Given data:
********************

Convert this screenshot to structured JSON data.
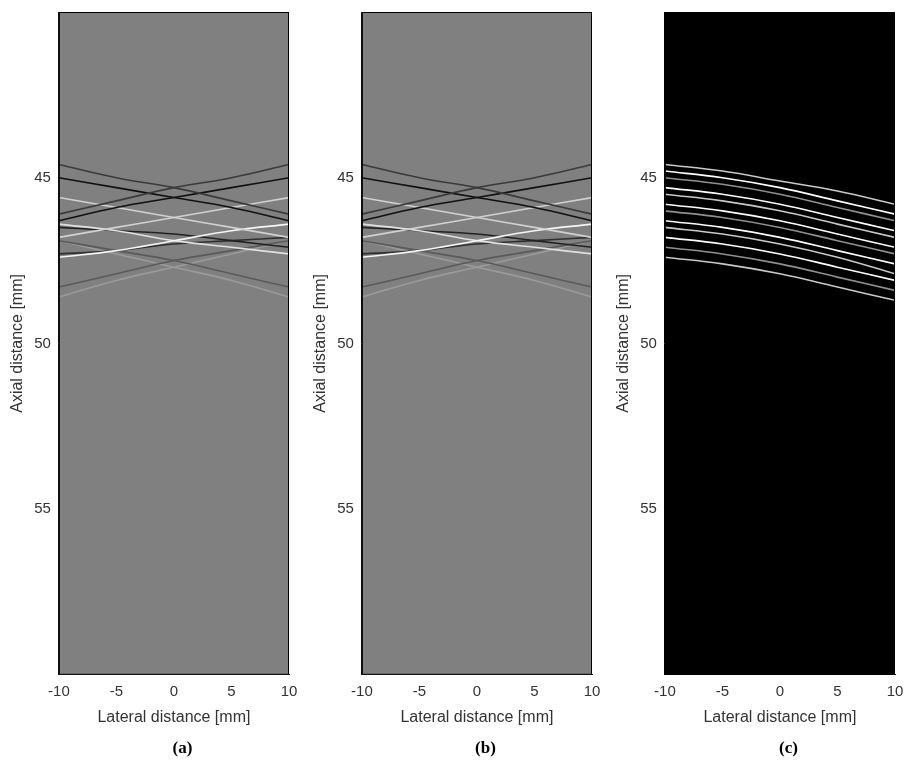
{
  "chart_data": [
    {
      "type": "line",
      "label": "(a)",
      "x_label": "Lateral distance [mm]",
      "y_label": "Axial distance [mm]",
      "xlim": [
        -10,
        10
      ],
      "xticks": [
        -10,
        -5,
        0,
        5,
        10
      ],
      "ylim": [
        60,
        40
      ],
      "yticks": [
        45,
        50,
        55
      ],
      "grid": false,
      "x": [
        -10,
        -5,
        0,
        5,
        10
      ],
      "series": [
        {
          "color": "#3a3a3a",
          "values": [
            44.6,
            45.0,
            45.3,
            45.7,
            46.1
          ]
        },
        {
          "color": "#3a3a3a",
          "values": [
            46.1,
            45.7,
            45.3,
            45.0,
            44.6
          ]
        },
        {
          "color": "#111111",
          "values": [
            45.0,
            45.3,
            45.6,
            45.9,
            46.3
          ]
        },
        {
          "color": "#111111",
          "values": [
            46.3,
            45.9,
            45.6,
            45.3,
            45.0
          ]
        },
        {
          "color": "#d0d0d0",
          "values": [
            45.6,
            45.9,
            46.2,
            46.5,
            46.8
          ]
        },
        {
          "color": "#d0d0d0",
          "values": [
            46.8,
            46.5,
            46.2,
            45.9,
            45.6
          ]
        },
        {
          "color": "#f5f5f5",
          "values": [
            47.4,
            47.2,
            46.9,
            46.6,
            46.4
          ]
        },
        {
          "color": "#e0e0e0",
          "values": [
            46.4,
            46.6,
            46.9,
            47.1,
            47.3
          ]
        },
        {
          "color": "#222222",
          "values": [
            46.5,
            46.6,
            46.7,
            46.9,
            47.1
          ]
        },
        {
          "color": "#303030",
          "values": [
            47.3,
            47.2,
            47.0,
            46.9,
            46.8
          ]
        },
        {
          "color": "#5a5a5a",
          "values": [
            48.3,
            47.9,
            47.5,
            47.2,
            46.9
          ]
        },
        {
          "color": "#5a5a5a",
          "values": [
            46.9,
            47.2,
            47.5,
            47.9,
            48.3
          ]
        },
        {
          "color": "#9a9a9a",
          "values": [
            48.6,
            48.1,
            47.7,
            47.3,
            46.9
          ]
        },
        {
          "color": "#9a9a9a",
          "values": [
            46.9,
            47.3,
            47.7,
            48.1,
            48.6
          ]
        }
      ]
    },
    {
      "type": "line",
      "label": "(b)",
      "x_label": "Lateral distance [mm]",
      "y_label": "Axial distance [mm]",
      "xlim": [
        -10,
        10
      ],
      "xticks": [
        -10,
        -5,
        0,
        5,
        10
      ],
      "ylim": [
        60,
        40
      ],
      "yticks": [
        45,
        50,
        55
      ],
      "grid": false,
      "x": [
        -10,
        -5,
        0,
        5,
        10
      ],
      "series": [
        {
          "color": "#3a3a3a",
          "values": [
            44.6,
            45.0,
            45.3,
            45.7,
            46.1
          ]
        },
        {
          "color": "#3a3a3a",
          "values": [
            46.1,
            45.7,
            45.3,
            45.0,
            44.6
          ]
        },
        {
          "color": "#111111",
          "values": [
            45.0,
            45.3,
            45.6,
            45.9,
            46.3
          ]
        },
        {
          "color": "#111111",
          "values": [
            46.3,
            45.9,
            45.6,
            45.3,
            45.0
          ]
        },
        {
          "color": "#d0d0d0",
          "values": [
            45.6,
            45.9,
            46.2,
            46.5,
            46.8
          ]
        },
        {
          "color": "#d0d0d0",
          "values": [
            46.8,
            46.5,
            46.2,
            45.9,
            45.6
          ]
        },
        {
          "color": "#f5f5f5",
          "values": [
            47.4,
            47.2,
            46.9,
            46.6,
            46.4
          ]
        },
        {
          "color": "#e0e0e0",
          "values": [
            46.4,
            46.6,
            46.9,
            47.1,
            47.3
          ]
        },
        {
          "color": "#222222",
          "values": [
            46.5,
            46.6,
            46.7,
            46.9,
            47.1
          ]
        },
        {
          "color": "#303030",
          "values": [
            47.3,
            47.2,
            47.0,
            46.9,
            46.8
          ]
        },
        {
          "color": "#5a5a5a",
          "values": [
            48.3,
            47.9,
            47.5,
            47.2,
            46.9
          ]
        },
        {
          "color": "#5a5a5a",
          "values": [
            46.9,
            47.2,
            47.5,
            47.9,
            48.3
          ]
        },
        {
          "color": "#9a9a9a",
          "values": [
            48.6,
            48.1,
            47.7,
            47.3,
            46.9
          ]
        },
        {
          "color": "#9a9a9a",
          "values": [
            46.9,
            47.3,
            47.7,
            48.1,
            48.6
          ]
        }
      ]
    },
    {
      "type": "line",
      "label": "(c)",
      "x_label": "Lateral distance [mm]",
      "y_label": "Axial distance [mm]",
      "xlim": [
        -10,
        10
      ],
      "xticks": [
        -10,
        -5,
        0,
        5,
        10
      ],
      "ylim": [
        60,
        40
      ],
      "yticks": [
        45,
        50,
        55
      ],
      "grid": false,
      "x": [
        -10,
        -5,
        0,
        5,
        10
      ],
      "series": [
        {
          "color": "#c8c8c8",
          "values": [
            44.6,
            44.8,
            45.1,
            45.4,
            45.8
          ]
        },
        {
          "color": "#ffffff",
          "values": [
            44.8,
            45.0,
            45.3,
            45.7,
            46.1
          ]
        },
        {
          "color": "#909090",
          "values": [
            45.0,
            45.2,
            45.5,
            45.9,
            46.3
          ]
        },
        {
          "color": "#ffffff",
          "values": [
            45.3,
            45.5,
            45.8,
            46.2,
            46.6
          ]
        },
        {
          "color": "#c8c8c8",
          "values": [
            45.5,
            45.7,
            46.0,
            46.4,
            46.8
          ]
        },
        {
          "color": "#ffffff",
          "values": [
            45.8,
            46.0,
            46.3,
            46.7,
            47.1
          ]
        },
        {
          "color": "#909090",
          "values": [
            46.0,
            46.2,
            46.5,
            46.9,
            47.3
          ]
        },
        {
          "color": "#ffffff",
          "values": [
            46.3,
            46.5,
            46.8,
            47.2,
            47.6
          ]
        },
        {
          "color": "#c8c8c8",
          "values": [
            46.5,
            46.7,
            47.0,
            47.4,
            47.9
          ]
        },
        {
          "color": "#ffffff",
          "values": [
            46.8,
            47.0,
            47.3,
            47.7,
            48.1
          ]
        },
        {
          "color": "#909090",
          "values": [
            47.1,
            47.3,
            47.6,
            48.0,
            48.4
          ]
        },
        {
          "color": "#c8c8c8",
          "values": [
            47.4,
            47.6,
            47.9,
            48.3,
            48.7
          ]
        }
      ]
    }
  ]
}
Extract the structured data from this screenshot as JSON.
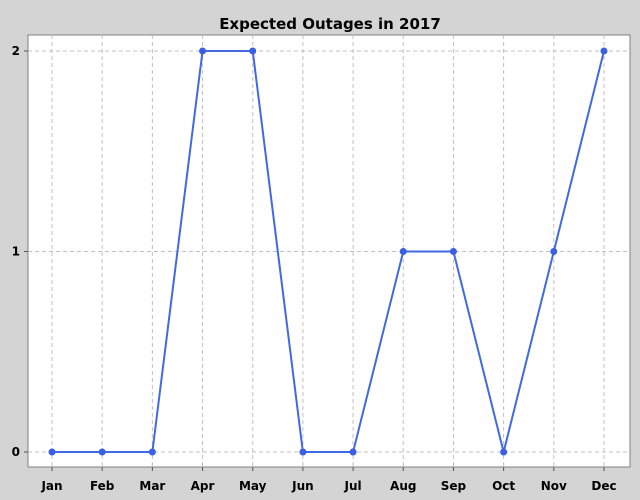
{
  "chart_data": {
    "type": "line",
    "title": "Expected Outages in 2017",
    "xlabel": "",
    "ylabel": "",
    "categories": [
      "Jan",
      "Feb",
      "Mar",
      "Apr",
      "May",
      "Jun",
      "Jul",
      "Aug",
      "Sep",
      "Oct",
      "Nov",
      "Dec"
    ],
    "series": [
      {
        "values": [
          0,
          0,
          0,
          2,
          2,
          0,
          0,
          1,
          1,
          0,
          1,
          2
        ]
      }
    ],
    "ylim": [
      0,
      2
    ],
    "yticks": [
      0,
      1,
      2
    ],
    "grid": true,
    "legend": "none",
    "colors": {
      "line": "#4169e1",
      "point": "#3a5fe0",
      "plot_background": "#ffffff",
      "outer_background": "#d4d4d4",
      "grid": "#c0c0c0"
    }
  }
}
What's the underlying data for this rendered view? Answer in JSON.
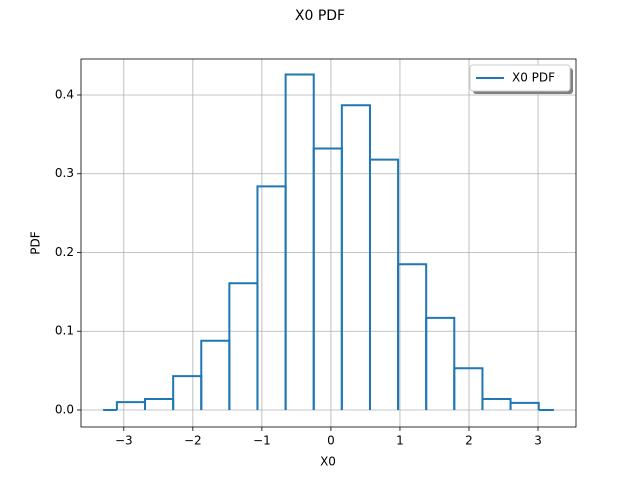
{
  "chart_data": {
    "type": "histogram",
    "title": "X0 PDF",
    "x_label": "X0",
    "y_label": "PDF",
    "bins": [
      -3.3,
      -3.1,
      -2.693,
      -2.285,
      -1.878,
      -1.471,
      -1.064,
      -0.656,
      -0.249,
      0.158,
      0.566,
      0.973,
      1.38,
      1.787,
      2.195,
      2.602,
      3.01,
      3.23
    ],
    "series": [
      {
        "name": "X0 PDF",
        "color": "#1f77b4",
        "values": [
          0,
          0.01,
          0.014,
          0.043,
          0.088,
          0.161,
          0.284,
          0.426,
          0.332,
          0.387,
          0.318,
          0.185,
          0.117,
          0.053,
          0.014,
          0.009,
          0
        ]
      }
    ],
    "xlim": [
      -3.62,
      3.55
    ],
    "ylim": [
      -0.0216,
      0.4457
    ],
    "xticks": [
      {
        "value": -3,
        "label": "−3"
      },
      {
        "value": -2,
        "label": "−2"
      },
      {
        "value": -1,
        "label": "−1"
      },
      0,
      1,
      2,
      3
    ],
    "yticks": [
      {
        "value": 0,
        "label": "0.0"
      },
      0.1,
      0.2,
      0.3,
      0.4
    ],
    "grid": true,
    "legend": "upper right"
  }
}
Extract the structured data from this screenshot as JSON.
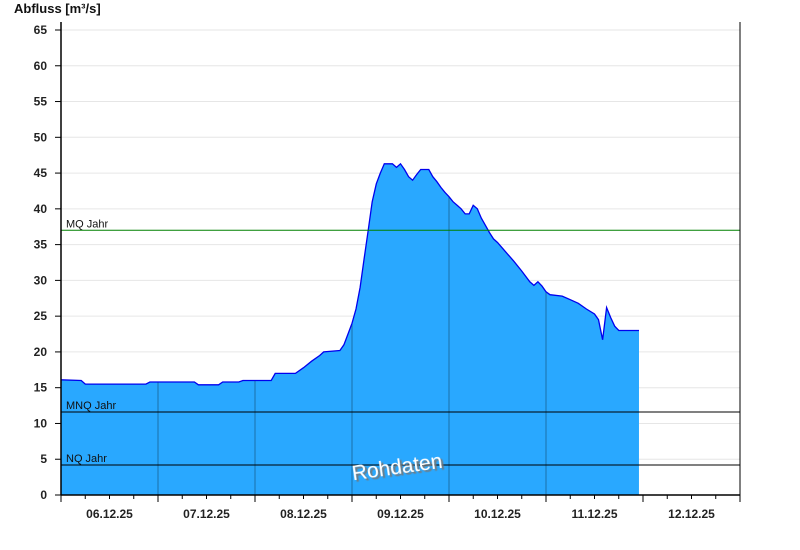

********************

Problem description:
Take the line that contains "What's the underlying" and every line after it to the end of the records above; quote them exactly, leaving out the pictures.

Output for this exercise:
What's the underlying data for this rendered view? Answer in JSON.
{
  "chart_data": {
    "type": "histogram",
    "title": "X0 PDF",
    "x_label": "X0",
    "y_label": "PDF",
    "bins": [
      -3.3,
      -3.1,
      -2.693,
      -2.285,
      -1.878,
      -1.471,
      -1.064,
      -0.656,
      -0.249,
      0.158,
      0.566,
      0.973,
      1.38,
      1.787,
      2.195,
      2.602,
      3.01,
      3.23
    ],
    "series": [
      {
        "name": "X0 PDF",
        "color": "#1f77b4",
        "values": [
          0,
          0.01,
          0.014,
          0.043,
          0.088,
          0.161,
          0.284,
          0.426,
          0.332,
          0.387,
          0.318,
          0.185,
          0.117,
          0.053,
          0.014,
          0.009,
          0
        ]
      }
    ],
    "xlim": [
      -3.62,
      3.55
    ],
    "ylim": [
      -0.0216,
      0.4457
    ],
    "xticks": [
      {
        "value": -3,
        "label": "−3"
      },
      {
        "value": -2,
        "label": "−2"
      },
      {
        "value": -1,
        "label": "−1"
      },
      0,
      1,
      2,
      3
    ],
    "yticks": [
      {
        "value": 0,
        "label": "0.0"
      },
      0.1,
      0.2,
      0.3,
      0.4
    ],
    "grid": true,
    "legend": "upper right"
  }
}
Extract the structured data from this screenshot as JSON.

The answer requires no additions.